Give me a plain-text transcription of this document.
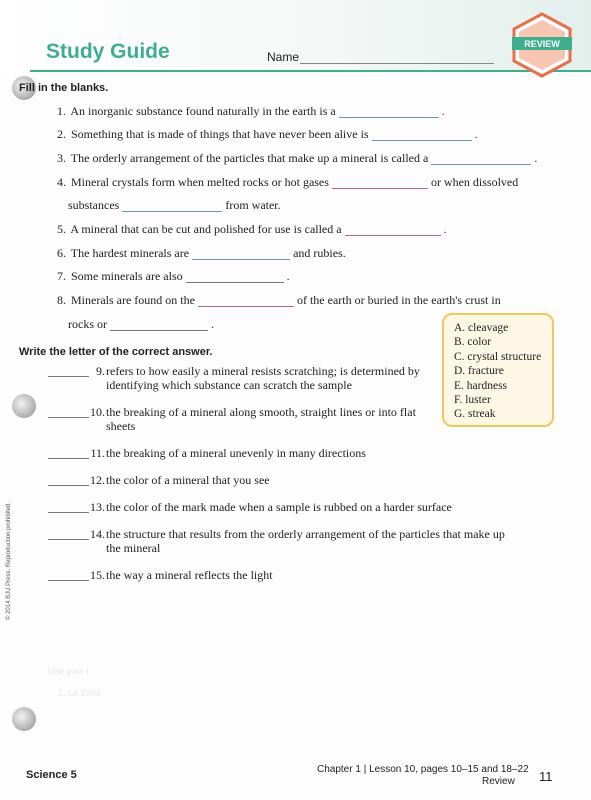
Study Guide	Name
REVIEW
Fill in the blanks.
1. An inorganic substance found naturally in the earth is a	.
2. Something that is made of things that have never been alive is	.
3. The orderly arrangement of the particles that make up a mineral is called a	.
4. Mineral crystals form when melted rocks or hot gases	or when dissolved
substances	from water.
5. A mineral that can be cut and polished for use is called a	.
6. The hardest minerals are	and rubies.
7. Some minerals are also	.
8. Minerals are found on the	of the earth or buried in the earth's crust in
rocks or	.	A. cleavage
B. color
C. crystal structure
D. fracture
E. hardness
F. luster
G. streak
Write the letter of the correct answer.
9. refers to how easily a mineral resists scratching; is determined by
identifying which substance can scratch the sample
10. the breaking of a mineral along smooth, straight lines or into flat
sheets
11. the breaking of a mineral unevenly in many directions
12. the color of a mineral that you see
13. the color of the mark made when a sample is rubbed on a harder surface
14. the structure that results from the orderly arrangement of the particles that make up
the mineral
15. the way a mineral reflects the light
Use your t
1. Le 2004
© 2014 BJU Press. Reproduction prohibited.
Science 5	Chapter 1 | Lesson 10, pages 10–15 and 18–22
Review 11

##############################

* **WHAT IS ASKED**:
Your task is an exact transcription of all the data, minus the pictures.

* **WRITTEN ANSWER**:
Give me a plain-text transcription of this document.
Study Guide	Name
REVIEW
Fill in the blanks.
1. An inorganic substance found naturally in the earth is a	.
2. Something that is made of things that have never been alive is	.
3. The orderly arrangement of the particles that make up a mineral is called a	.
4. Mineral crystals form when melted rocks or hot gases	or when dissolved
substances	from water.
5. A mineral that can be cut and polished for use is called a	.
6. The hardest minerals are	and rubies.
7. Some minerals are also	.
8. Minerals are found on the	of the earth or buried in the earth's crust in
rocks or	.	A. cleavage
B. color
C. crystal structure
D. fracture
E. hardness
F. luster
G. streak
Write the letter of the correct answer.
9. refers to how easily a mineral resists scratching; is determined by
identifying which substance can scratch the sample
10. the breaking of a mineral along smooth, straight lines or into flat
sheets
11. the breaking of a mineral unevenly in many directions
12. the color of a mineral that you see
13. the color of the mark made when a sample is rubbed on a harder surface
14. the structure that results from the orderly arrangement of the particles that make up
the mineral
15. the way a mineral reflects the light
Use your t
1. Le 2004
© 2014 BJU Press. Reproduction prohibited.
Science 5	Chapter 1 | Lesson 10, pages 10–15 and 18–22
Review 11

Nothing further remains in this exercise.